>> begin

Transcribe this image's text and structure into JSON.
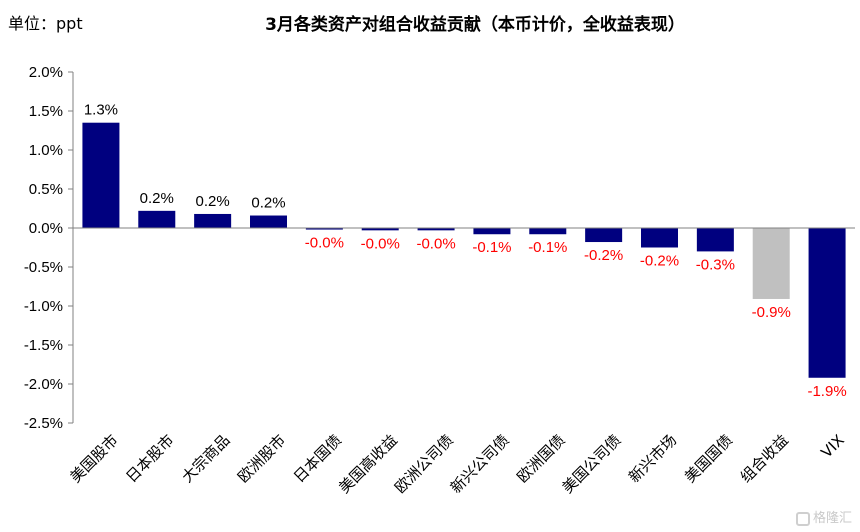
{
  "unit_label": "单位：ppt",
  "watermark": "格隆汇",
  "colors": {
    "positive_bar": "#00007f",
    "total_bar": "#c0c0c0",
    "negative_label": "#ff0000",
    "positive_label": "#000000"
  },
  "chart_data": {
    "type": "bar",
    "title": "3月各类资产对组合收益贡献（本币计价，全收益表现）",
    "categories": [
      "美国股市",
      "日本股市",
      "大宗商品",
      "欧洲股市",
      "日本国债",
      "美国高收益",
      "欧洲公司债",
      "新兴公司债",
      "欧洲国债",
      "美国公司债",
      "新兴市场",
      "美国国债",
      "组合收益",
      "VIX"
    ],
    "values": [
      1.35,
      0.22,
      0.18,
      0.16,
      -0.02,
      -0.03,
      -0.03,
      -0.08,
      -0.08,
      -0.18,
      -0.25,
      -0.3,
      -0.91,
      -1.92
    ],
    "data_labels": [
      "1.3%",
      "0.2%",
      "0.2%",
      "0.2%",
      "-0.0%",
      "-0.0%",
      "-0.0%",
      "-0.1%",
      "-0.1%",
      "-0.2%",
      "-0.2%",
      "-0.3%",
      "-0.9%",
      "-1.9%"
    ],
    "highlight_category": "组合收益",
    "ylim": [
      -2.5,
      2.0
    ],
    "yticks": [
      2.0,
      1.5,
      1.0,
      0.5,
      0.0,
      -0.5,
      -1.0,
      -1.5,
      -2.0,
      -2.5
    ],
    "ytick_labels": [
      "2.0%",
      "1.5%",
      "1.0%",
      "0.5%",
      "0.0%",
      "-0.5%",
      "-1.0%",
      "-1.5%",
      "-2.0%",
      "-2.5%"
    ],
    "xlabel": "",
    "ylabel": "",
    "grid": false,
    "legend": "none"
  }
}
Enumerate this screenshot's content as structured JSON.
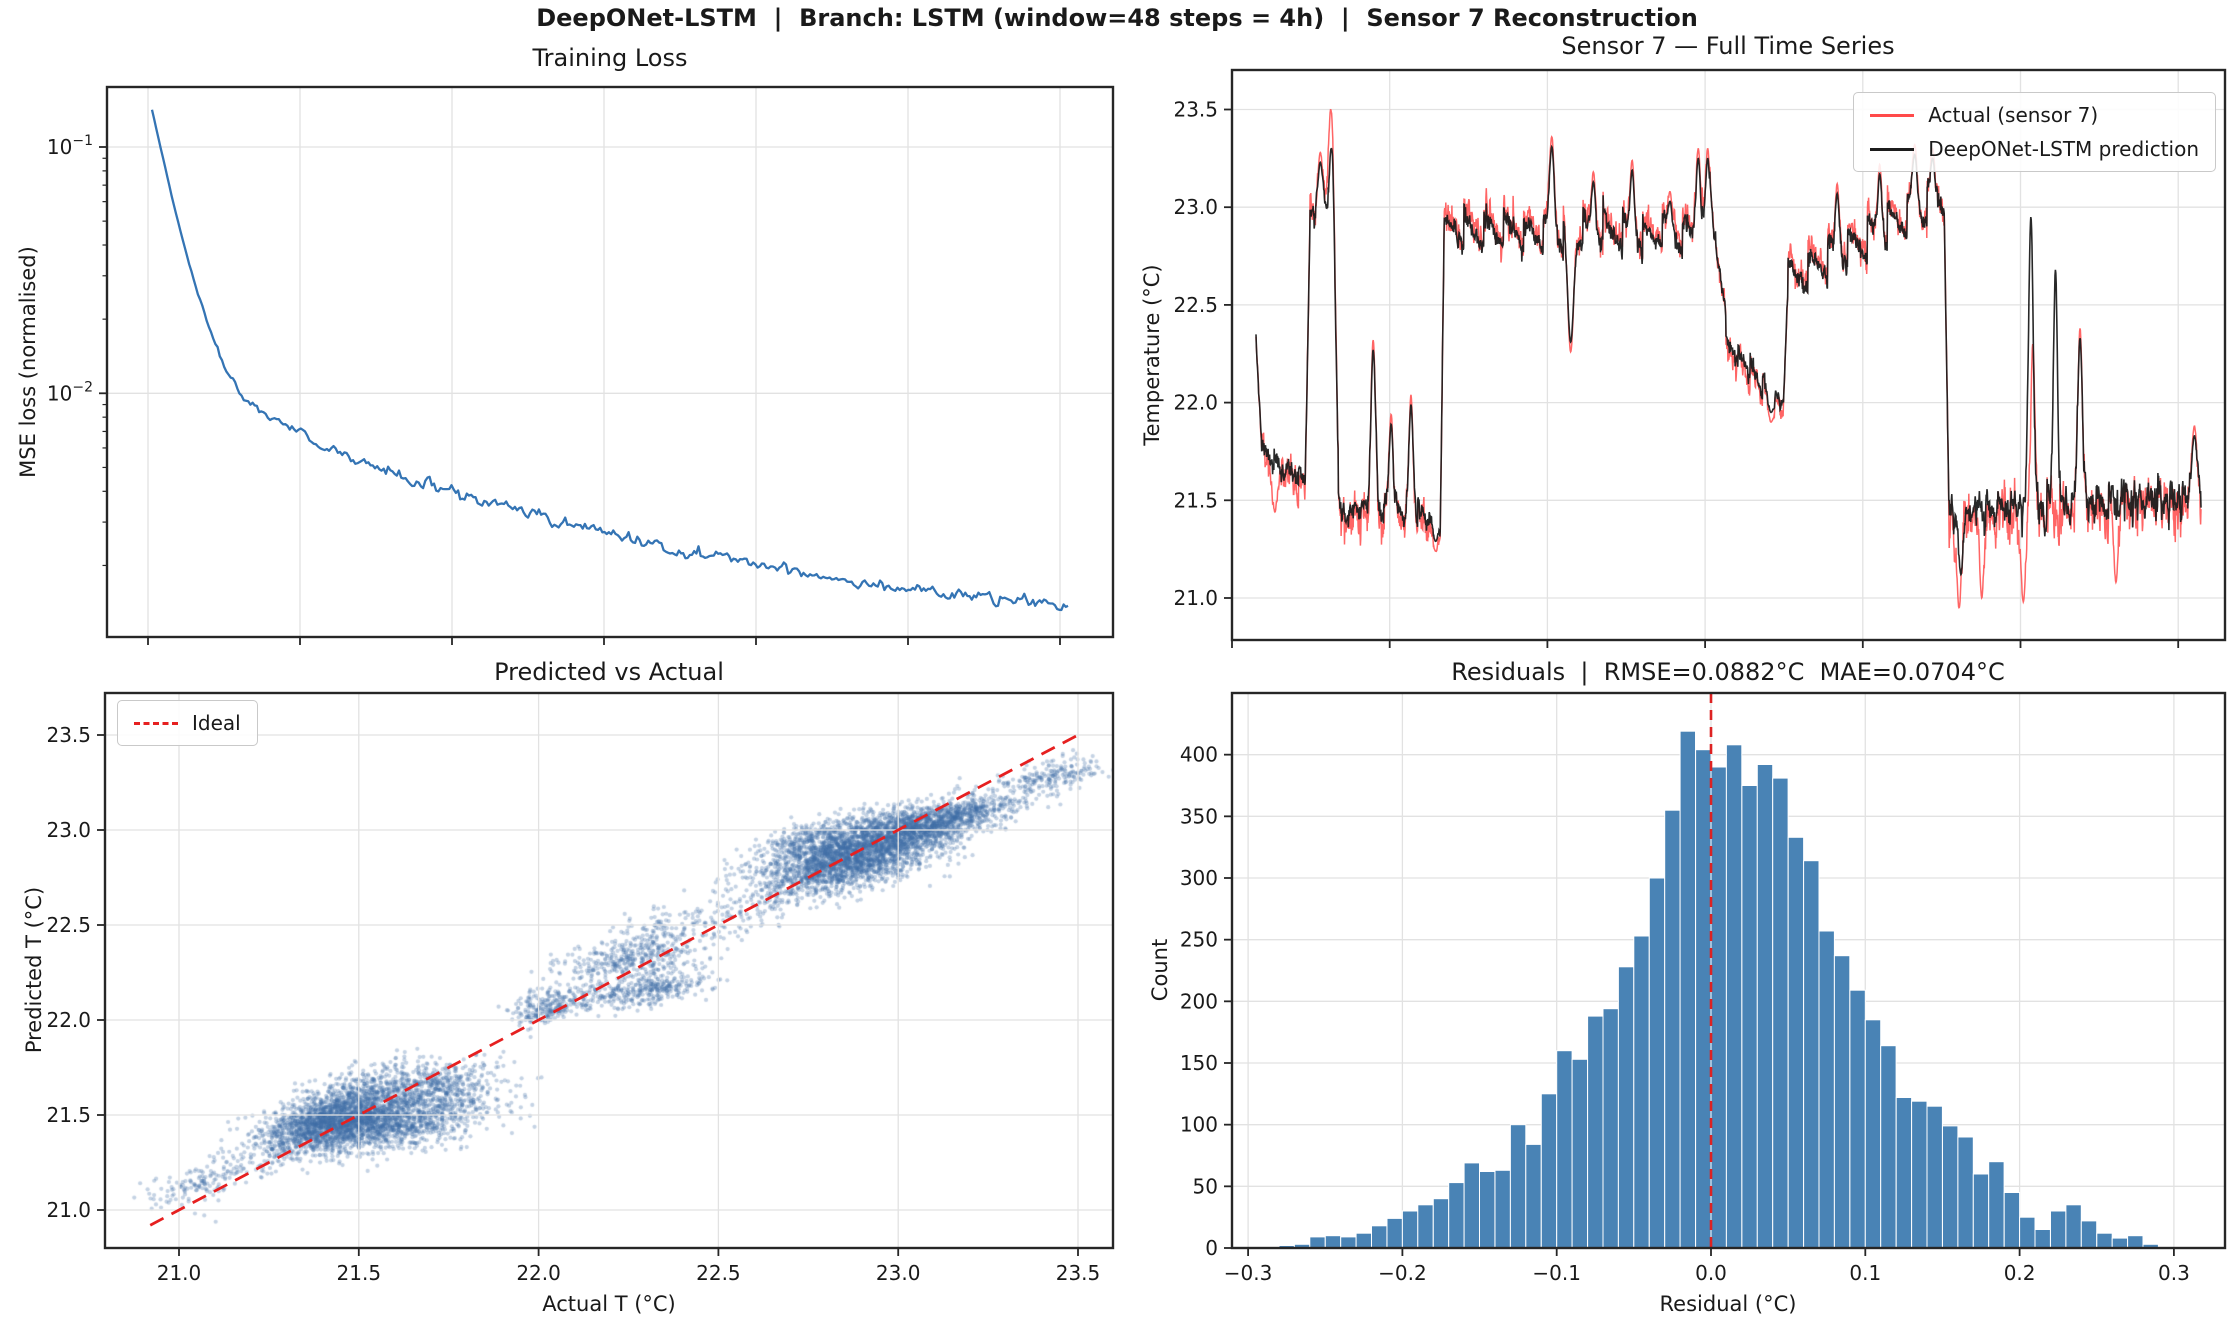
{
  "suptitle": "DeepONet-LSTM  |  Branch: LSTM (window=48 steps = 4h)  |  Sensor 7 Reconstruction",
  "colors": {
    "loss_line": "#3474b4",
    "actual_red": "#ff4a4a",
    "prediction_black": "#1c1c1c",
    "ideal_red": "#e62020",
    "vline_red": "#dd2222",
    "hist_bar": "#4983b5",
    "hist_bar_edge": "#ffffff",
    "scatter_point": "#3e6ea5",
    "grid": "#e2e2e2",
    "spine": "#262626",
    "text": "#1a1a1a"
  },
  "panels": {
    "training_loss": {
      "title": "Training Loss",
      "ylabel": "MSE loss (normalised)",
      "y_major_ticks": [
        {
          "base": "10",
          "exp": "−1",
          "value": 0.1
        },
        {
          "base": "10",
          "exp": "−2",
          "value": 0.01
        }
      ],
      "x_ticks_unlabeled_count": 7
    },
    "time_series": {
      "title": "Sensor 7 — Full Time Series",
      "ylabel": "Temperature (°C)",
      "legend": [
        "Actual (sensor 7)",
        "DeepONet-LSTM prediction"
      ],
      "y_tick_labels": [
        "21.0",
        "21.5",
        "22.0",
        "22.5",
        "23.0",
        "23.5"
      ],
      "y_tick_values": [
        21.0,
        21.5,
        22.0,
        22.5,
        23.0,
        23.5
      ],
      "x_ticks_unlabeled_count": 7
    },
    "pred_vs_actual": {
      "title": "Predicted vs Actual",
      "xlabel": "Actual T (°C)",
      "ylabel": "Predicted T (°C)",
      "legend": [
        "Ideal"
      ],
      "x_tick_labels": [
        "21.0",
        "21.5",
        "22.0",
        "22.5",
        "23.0",
        "23.5"
      ],
      "x_tick_values": [
        21.0,
        21.5,
        22.0,
        22.5,
        23.0,
        23.5
      ],
      "y_tick_labels": [
        "21.0",
        "21.5",
        "22.0",
        "22.5",
        "23.0",
        "23.5"
      ],
      "y_tick_values": [
        21.0,
        21.5,
        22.0,
        22.5,
        23.0,
        23.5
      ]
    },
    "residuals": {
      "title": "Residuals  |  RMSE=0.0882°C  MAE=0.0704°C",
      "rmse_label": "RMSE=0.0882°C",
      "mae_label": "MAE=0.0704°C",
      "xlabel": "Residual (°C)",
      "ylabel": "Count",
      "x_tick_labels": [
        "−0.3",
        "−0.2",
        "−0.1",
        "0.0",
        "0.1",
        "0.2",
        "0.3"
      ],
      "x_tick_values": [
        -0.3,
        -0.2,
        -0.1,
        0.0,
        0.1,
        0.2,
        0.3
      ],
      "y_tick_labels": [
        "0",
        "50",
        "100",
        "150",
        "200",
        "250",
        "300",
        "350",
        "400"
      ],
      "y_tick_values": [
        0,
        50,
        100,
        150,
        200,
        250,
        300,
        350,
        400
      ]
    }
  },
  "chart_data": [
    {
      "panel": "training_loss",
      "type": "line",
      "yscale": "log",
      "ylim": [
        0.00102,
        0.175
      ],
      "x": "epoch fraction (x ticks unlabeled)",
      "keypoints": [
        [
          0.0,
          0.142
        ],
        [
          0.008,
          0.105
        ],
        [
          0.016,
          0.078
        ],
        [
          0.024,
          0.058
        ],
        [
          0.032,
          0.044
        ],
        [
          0.04,
          0.034
        ],
        [
          0.048,
          0.027
        ],
        [
          0.056,
          0.022
        ],
        [
          0.064,
          0.018
        ],
        [
          0.072,
          0.0148
        ],
        [
          0.08,
          0.0125
        ],
        [
          0.09,
          0.0108
        ],
        [
          0.1,
          0.0097
        ],
        [
          0.12,
          0.0085
        ],
        [
          0.14,
          0.0076
        ],
        [
          0.16,
          0.0069
        ],
        [
          0.18,
          0.0063
        ],
        [
          0.21,
          0.0056
        ],
        [
          0.25,
          0.0049
        ],
        [
          0.3,
          0.00425
        ],
        [
          0.35,
          0.00375
        ],
        [
          0.4,
          0.00332
        ],
        [
          0.45,
          0.00296
        ],
        [
          0.5,
          0.00268
        ],
        [
          0.55,
          0.00244
        ],
        [
          0.6,
          0.00224
        ],
        [
          0.65,
          0.00206
        ],
        [
          0.7,
          0.00191
        ],
        [
          0.75,
          0.00178
        ],
        [
          0.8,
          0.00167
        ],
        [
          0.85,
          0.00157
        ],
        [
          0.9,
          0.00149
        ],
        [
          0.95,
          0.00141
        ],
        [
          1.0,
          0.00136
        ]
      ]
    },
    {
      "panel": "time_series",
      "type": "line",
      "ylim": [
        20.785,
        23.702
      ],
      "series": [
        {
          "name": "Actual (sensor 7)",
          "color_key": "actual_red"
        },
        {
          "name": "DeepONet-LSTM prediction",
          "color_key": "prediction_black"
        }
      ],
      "segments": [
        [
          0.0,
          0.006,
          22.32,
          21.78,
          0.02,
          0.02,
          0.0,
          1.0,
          0.0
        ],
        [
          0.006,
          0.052,
          21.74,
          21.6,
          0.09,
          0.055,
          0.04,
          0.013,
          -0.02
        ],
        [
          0.052,
          0.057,
          21.6,
          22.88,
          0.03,
          0.03,
          0.0,
          1.0,
          0.0
        ],
        [
          0.057,
          0.08,
          22.92,
          22.96,
          0.09,
          0.06,
          0.05,
          0.011,
          0.02
        ],
        [
          0.08,
          0.087,
          23.3,
          21.7,
          0.05,
          0.04,
          0.0,
          1.0,
          0.0
        ],
        [
          0.087,
          0.195,
          21.46,
          21.43,
          0.1,
          0.06,
          0.05,
          0.012,
          -0.03
        ],
        [
          0.195,
          0.199,
          21.43,
          22.85,
          0.03,
          0.03,
          0.0,
          1.0,
          0.0
        ],
        [
          0.199,
          0.48,
          22.88,
          22.86,
          0.08,
          0.05,
          0.1,
          0.021,
          0.03
        ],
        [
          0.48,
          0.497,
          23.05,
          22.45,
          0.05,
          0.04,
          0.0,
          1.0,
          0.0
        ],
        [
          0.497,
          0.558,
          22.3,
          21.98,
          0.06,
          0.045,
          0.05,
          0.013,
          -0.02
        ],
        [
          0.558,
          0.563,
          21.98,
          22.6,
          0.03,
          0.03,
          0.0,
          1.0,
          0.0
        ],
        [
          0.563,
          0.728,
          22.62,
          23.06,
          0.07,
          0.05,
          0.12,
          0.021,
          0.02
        ],
        [
          0.728,
          0.733,
          23.06,
          21.55,
          0.03,
          0.03,
          0.0,
          1.0,
          0.0
        ],
        [
          0.733,
          1.0,
          21.44,
          21.52,
          0.13,
          0.085,
          0.06,
          0.013,
          -0.04
        ]
      ],
      "spikes": [
        [
          0.02,
          21.44,
          0.004,
          0
        ],
        [
          0.068,
          23.28,
          0.004,
          2
        ],
        [
          0.079,
          23.5,
          0.0035,
          0
        ],
        [
          0.0795,
          23.3,
          0.003,
          1
        ],
        [
          0.124,
          22.32,
          0.0035,
          2
        ],
        [
          0.143,
          21.94,
          0.003,
          2
        ],
        [
          0.164,
          22.04,
          0.003,
          2
        ],
        [
          0.19,
          21.24,
          0.004,
          2
        ],
        [
          0.313,
          23.36,
          0.0035,
          2
        ],
        [
          0.333,
          22.26,
          0.0045,
          2
        ],
        [
          0.357,
          23.18,
          0.003,
          2
        ],
        [
          0.398,
          23.24,
          0.003,
          2
        ],
        [
          0.438,
          23.08,
          0.003,
          2
        ],
        [
          0.468,
          23.3,
          0.0035,
          2
        ],
        [
          0.478,
          23.3,
          0.003,
          2
        ],
        [
          0.545,
          21.9,
          0.004,
          2
        ],
        [
          0.615,
          23.12,
          0.003,
          2
        ],
        [
          0.66,
          23.22,
          0.003,
          2
        ],
        [
          0.697,
          23.32,
          0.0035,
          2
        ],
        [
          0.716,
          23.3,
          0.003,
          2
        ],
        [
          0.744,
          20.95,
          0.0035,
          0
        ],
        [
          0.746,
          21.12,
          0.003,
          1
        ],
        [
          0.768,
          21.0,
          0.003,
          0
        ],
        [
          0.812,
          20.98,
          0.0035,
          0
        ],
        [
          0.82,
          22.95,
          0.0035,
          1
        ],
        [
          0.822,
          22.3,
          0.003,
          0
        ],
        [
          0.846,
          22.68,
          0.003,
          1
        ],
        [
          0.872,
          22.38,
          0.0035,
          2
        ],
        [
          0.91,
          21.08,
          0.003,
          0
        ],
        [
          0.993,
          21.88,
          0.004,
          2
        ]
      ]
    },
    {
      "panel": "pred_vs_actual",
      "type": "scatter",
      "xlim": [
        20.794,
        23.603
      ],
      "ylim": [
        20.8,
        23.721
      ],
      "ideal_line": {
        "x0": 20.92,
        "y0": 20.92,
        "x1": 23.5,
        "y1": 23.5
      },
      "clusters": [
        [
          21.42,
          21.46,
          0.095,
          0.075,
          1500
        ],
        [
          21.6,
          21.47,
          0.13,
          0.085,
          1300
        ],
        [
          21.52,
          21.63,
          0.1,
          0.07,
          450
        ],
        [
          21.73,
          21.66,
          0.08,
          0.06,
          280
        ],
        [
          21.05,
          21.13,
          0.06,
          0.045,
          55
        ],
        [
          22.02,
          22.07,
          0.05,
          0.05,
          150
        ],
        [
          22.3,
          22.16,
          0.09,
          0.05,
          350
        ],
        [
          22.26,
          22.33,
          0.09,
          0.07,
          380
        ],
        [
          22.33,
          22.5,
          0.07,
          0.06,
          60
        ],
        [
          22.85,
          22.84,
          0.12,
          0.085,
          2000
        ],
        [
          23.03,
          23.0,
          0.1,
          0.07,
          1300
        ],
        [
          22.79,
          22.96,
          0.08,
          0.06,
          300
        ],
        [
          23.18,
          23.08,
          0.07,
          0.05,
          280
        ],
        [
          23.43,
          23.3,
          0.06,
          0.04,
          70
        ]
      ],
      "trails": [
        [
          20.97,
          21.07,
          21.32,
          21.34,
          160,
          0.05
        ],
        [
          21.95,
          22.02,
          22.16,
          22.12,
          110,
          0.035
        ],
        [
          22.4,
          22.42,
          22.74,
          22.72,
          150,
          0.06
        ],
        [
          23.24,
          23.12,
          23.52,
          23.34,
          200,
          0.045
        ]
      ]
    },
    {
      "panel": "residuals",
      "type": "histogram",
      "bin_start": -0.29,
      "bin_width": 0.01,
      "counts": [
        1,
        2,
        3,
        9,
        10,
        9,
        12,
        18,
        24,
        30,
        35,
        40,
        53,
        69,
        62,
        63,
        100,
        84,
        125,
        160,
        153,
        188,
        194,
        228,
        253,
        300,
        355,
        419,
        404,
        390,
        408,
        375,
        392,
        381,
        333,
        314,
        257,
        237,
        209,
        185,
        164,
        122,
        119,
        115,
        99,
        90,
        60,
        70,
        45,
        25,
        15,
        30,
        35,
        22,
        12,
        8,
        10,
        3
      ],
      "vline_x": 0.0,
      "xlim": [
        -0.31,
        0.333
      ],
      "ylim": [
        0,
        450
      ],
      "rmse": 0.0882,
      "mae": 0.0704
    }
  ]
}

>> end

## Problem to work on
Select every line of the material above holding the word "ylabel" and copy it.

## Result of this task
    "ylabel": "",
      "ylabel": "MSE loss (normalised)",
      "ylabel": "Temperature (°C)",
      "ylabel": "Predicted T (°C)",
      "ylabel": "Count",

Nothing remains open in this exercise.